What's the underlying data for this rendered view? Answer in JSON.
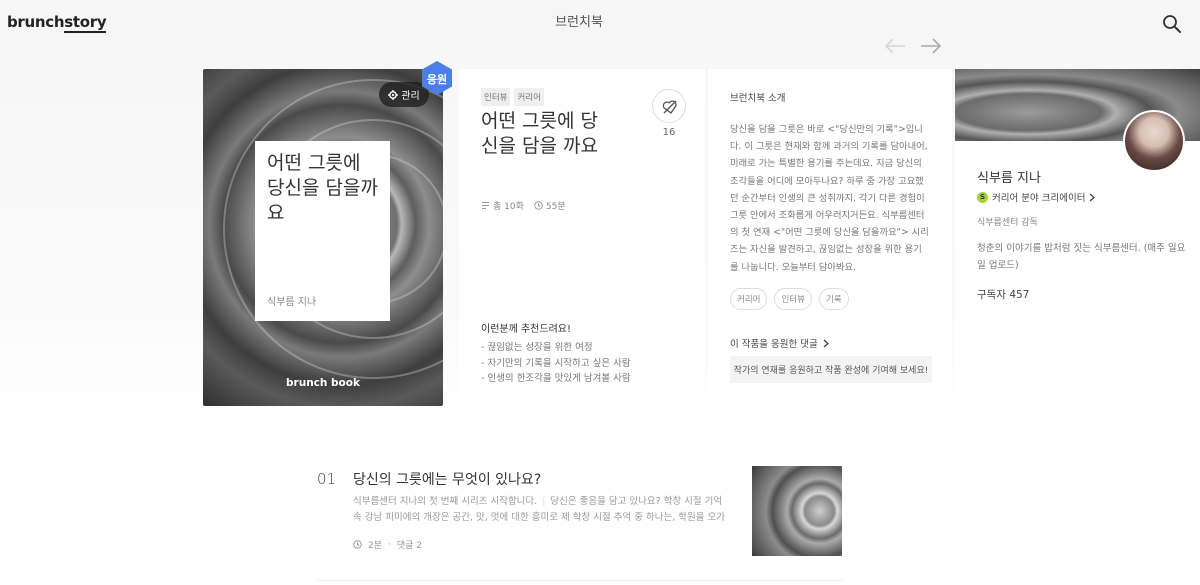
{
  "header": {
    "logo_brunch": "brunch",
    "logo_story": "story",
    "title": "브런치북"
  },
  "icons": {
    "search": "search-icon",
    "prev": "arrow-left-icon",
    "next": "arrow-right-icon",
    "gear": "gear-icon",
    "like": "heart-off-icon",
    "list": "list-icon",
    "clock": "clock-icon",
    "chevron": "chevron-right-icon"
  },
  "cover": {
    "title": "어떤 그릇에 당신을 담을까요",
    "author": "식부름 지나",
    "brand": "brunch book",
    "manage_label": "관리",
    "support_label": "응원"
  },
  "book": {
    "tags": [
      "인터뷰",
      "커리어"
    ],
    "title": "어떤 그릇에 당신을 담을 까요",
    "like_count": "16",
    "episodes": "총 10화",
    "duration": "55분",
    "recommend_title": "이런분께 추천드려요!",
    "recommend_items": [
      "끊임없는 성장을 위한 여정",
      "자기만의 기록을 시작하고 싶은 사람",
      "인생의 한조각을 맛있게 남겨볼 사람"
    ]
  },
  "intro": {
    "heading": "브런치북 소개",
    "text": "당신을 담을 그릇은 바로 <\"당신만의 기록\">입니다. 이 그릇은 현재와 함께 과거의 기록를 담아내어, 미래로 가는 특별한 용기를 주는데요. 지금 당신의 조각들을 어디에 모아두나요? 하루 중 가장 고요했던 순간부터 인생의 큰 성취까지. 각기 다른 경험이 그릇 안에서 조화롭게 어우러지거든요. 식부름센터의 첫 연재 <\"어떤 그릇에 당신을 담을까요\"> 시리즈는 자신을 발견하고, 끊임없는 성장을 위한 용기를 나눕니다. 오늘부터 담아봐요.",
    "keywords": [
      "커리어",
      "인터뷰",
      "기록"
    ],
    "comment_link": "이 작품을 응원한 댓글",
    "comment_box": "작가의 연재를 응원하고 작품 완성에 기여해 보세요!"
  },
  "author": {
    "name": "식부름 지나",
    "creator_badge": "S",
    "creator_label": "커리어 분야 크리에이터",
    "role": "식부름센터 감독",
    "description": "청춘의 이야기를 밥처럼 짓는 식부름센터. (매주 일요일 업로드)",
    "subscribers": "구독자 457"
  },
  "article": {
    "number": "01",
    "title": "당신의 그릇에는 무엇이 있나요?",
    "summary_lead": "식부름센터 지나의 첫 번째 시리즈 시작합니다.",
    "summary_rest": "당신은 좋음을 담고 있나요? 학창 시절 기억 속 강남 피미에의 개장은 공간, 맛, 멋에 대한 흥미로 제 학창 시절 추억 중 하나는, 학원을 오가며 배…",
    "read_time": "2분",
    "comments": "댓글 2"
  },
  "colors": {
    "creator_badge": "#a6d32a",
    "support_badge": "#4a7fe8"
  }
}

########################################

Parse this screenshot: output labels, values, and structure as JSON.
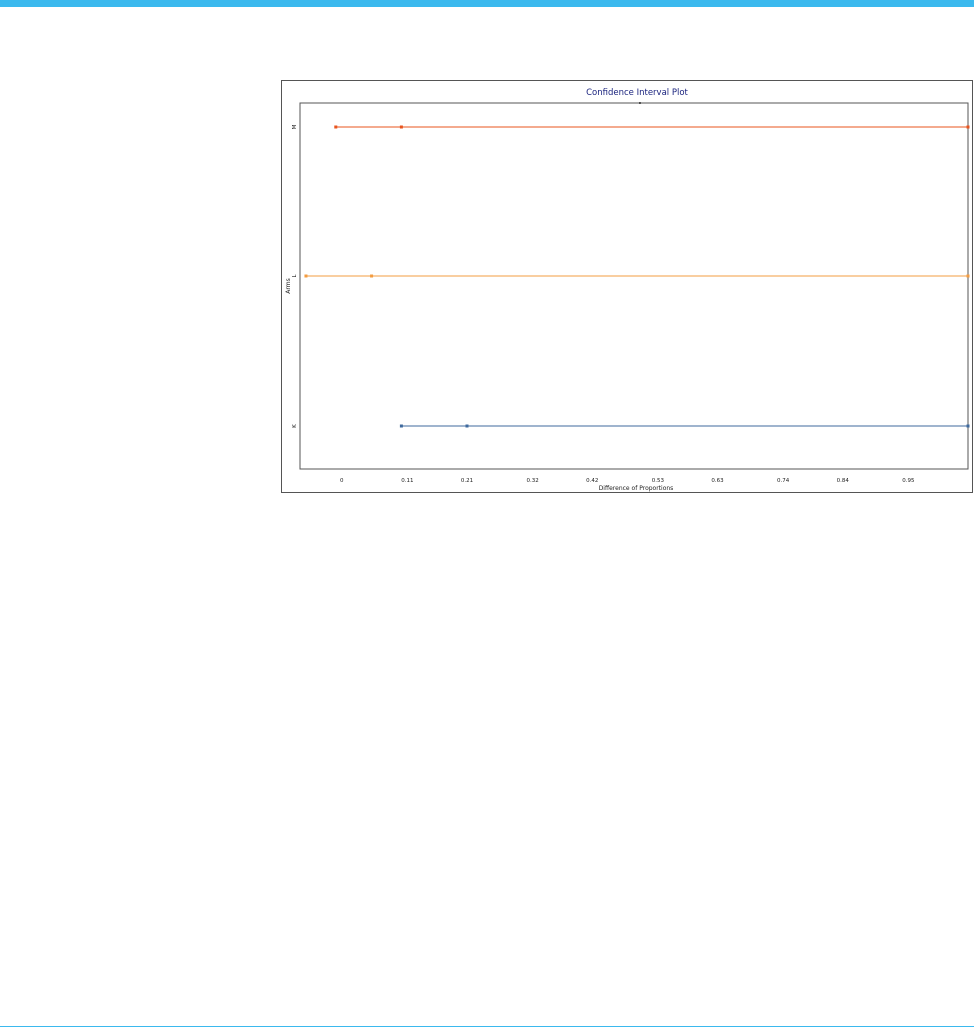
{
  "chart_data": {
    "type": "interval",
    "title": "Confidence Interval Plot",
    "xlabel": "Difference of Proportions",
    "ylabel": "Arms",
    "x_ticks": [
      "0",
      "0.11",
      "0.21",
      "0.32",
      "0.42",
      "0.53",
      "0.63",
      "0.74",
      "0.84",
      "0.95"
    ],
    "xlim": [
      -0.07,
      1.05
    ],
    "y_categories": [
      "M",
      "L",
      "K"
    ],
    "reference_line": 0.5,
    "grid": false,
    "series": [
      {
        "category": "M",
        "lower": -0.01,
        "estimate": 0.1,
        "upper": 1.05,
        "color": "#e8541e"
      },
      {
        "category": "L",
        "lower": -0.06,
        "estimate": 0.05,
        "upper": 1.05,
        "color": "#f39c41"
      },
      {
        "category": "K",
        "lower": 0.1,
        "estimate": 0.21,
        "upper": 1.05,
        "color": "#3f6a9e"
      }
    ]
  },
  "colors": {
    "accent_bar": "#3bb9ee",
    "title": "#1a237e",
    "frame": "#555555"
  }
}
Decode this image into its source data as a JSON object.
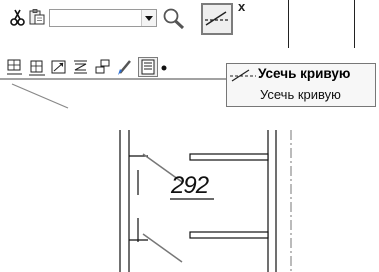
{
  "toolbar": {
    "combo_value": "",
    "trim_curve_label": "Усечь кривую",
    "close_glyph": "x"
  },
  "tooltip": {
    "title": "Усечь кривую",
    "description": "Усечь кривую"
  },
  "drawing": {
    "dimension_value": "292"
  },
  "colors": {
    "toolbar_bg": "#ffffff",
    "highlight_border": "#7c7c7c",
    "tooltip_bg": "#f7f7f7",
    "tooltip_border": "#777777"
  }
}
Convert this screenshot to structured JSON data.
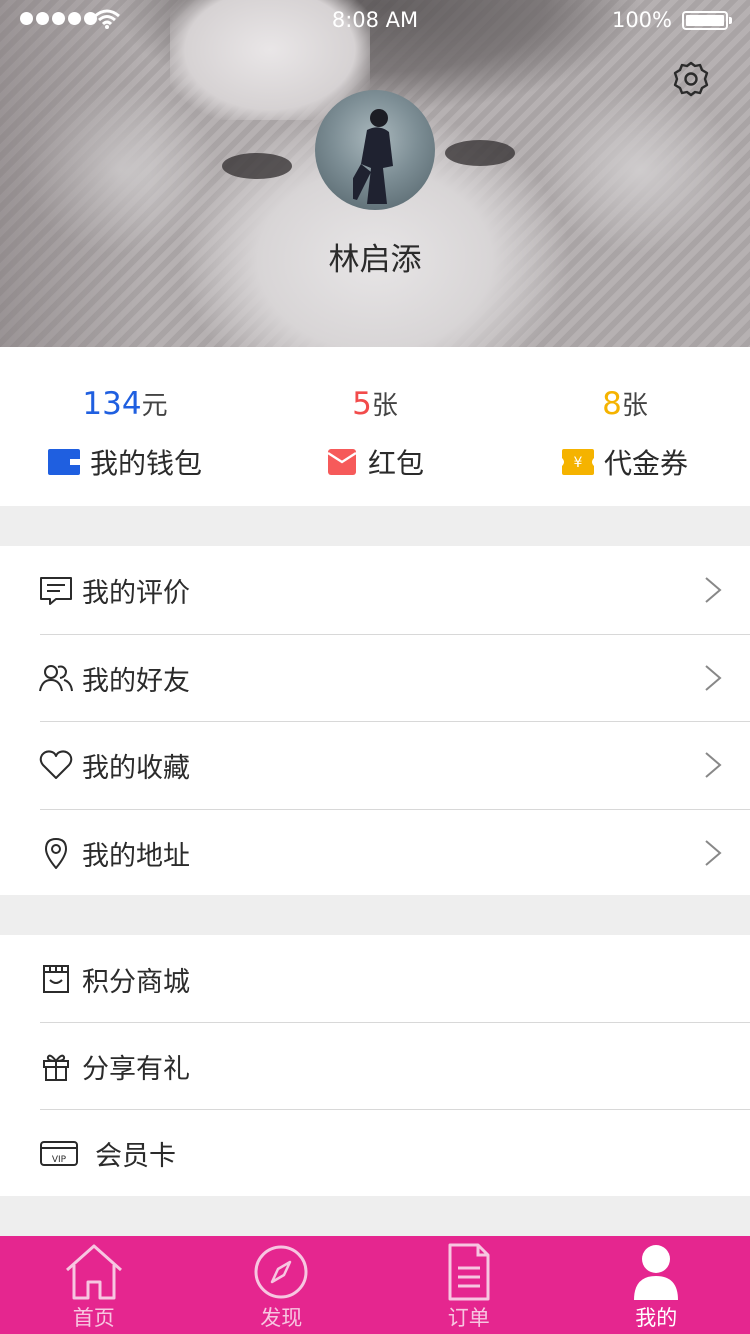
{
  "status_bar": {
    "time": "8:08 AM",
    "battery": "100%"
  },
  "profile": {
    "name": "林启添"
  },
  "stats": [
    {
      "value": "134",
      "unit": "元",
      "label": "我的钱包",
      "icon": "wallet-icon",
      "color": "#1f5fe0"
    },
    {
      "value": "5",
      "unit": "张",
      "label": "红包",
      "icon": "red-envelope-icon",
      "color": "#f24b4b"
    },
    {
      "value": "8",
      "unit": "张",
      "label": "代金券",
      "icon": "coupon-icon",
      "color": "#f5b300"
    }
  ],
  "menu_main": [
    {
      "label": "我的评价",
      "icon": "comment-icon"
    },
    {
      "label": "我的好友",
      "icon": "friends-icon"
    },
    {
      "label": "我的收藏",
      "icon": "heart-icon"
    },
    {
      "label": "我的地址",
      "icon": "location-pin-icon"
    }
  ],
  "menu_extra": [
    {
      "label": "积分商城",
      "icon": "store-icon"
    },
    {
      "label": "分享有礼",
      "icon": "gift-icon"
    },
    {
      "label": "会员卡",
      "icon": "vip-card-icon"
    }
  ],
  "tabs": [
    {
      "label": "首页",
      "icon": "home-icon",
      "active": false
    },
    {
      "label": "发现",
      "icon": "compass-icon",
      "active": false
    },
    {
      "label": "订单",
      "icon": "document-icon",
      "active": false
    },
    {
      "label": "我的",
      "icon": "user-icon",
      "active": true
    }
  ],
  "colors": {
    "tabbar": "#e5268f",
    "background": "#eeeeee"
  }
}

########################################

## SHORT TASK
Return only those lines of the records that contain the string "Усечь".

## EXERCISE SOLUTION
    "trim_curve_label": "Усечь кривую",
    "title": "Усечь кривую",
    "description": "Усечь кривую"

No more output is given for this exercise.